# [DATA SUPPLIED]
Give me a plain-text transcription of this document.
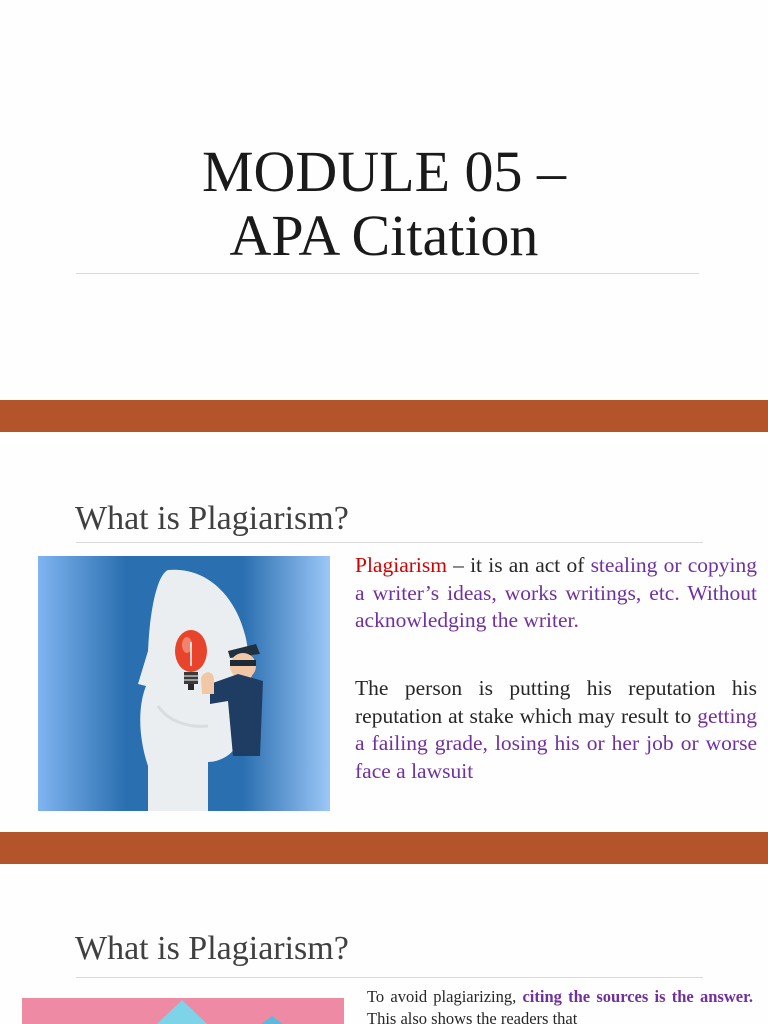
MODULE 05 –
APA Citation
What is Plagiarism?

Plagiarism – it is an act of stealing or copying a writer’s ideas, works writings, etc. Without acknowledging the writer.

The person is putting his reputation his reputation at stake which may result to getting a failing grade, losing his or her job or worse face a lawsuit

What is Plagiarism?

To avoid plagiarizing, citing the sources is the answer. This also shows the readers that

# [TASK GOAL]
Reproduce all of the data exactly, omitting each picture it holds.

# [EXERCISE OUTPUT]
Give me a plain-text transcription of this document.
MODULE 05 –
APA Citation
What is Plagiarism?

Plagiarism – it is an act of stealing or copying a writer’s ideas, works writings, etc. Without acknowledging the writer.

The person is putting his reputation his reputation at stake which may result to getting a failing grade, losing his or her job or worse face a lawsuit

What is Plagiarism?

To avoid plagiarizing, citing the sources is the answer. This also shows the readers that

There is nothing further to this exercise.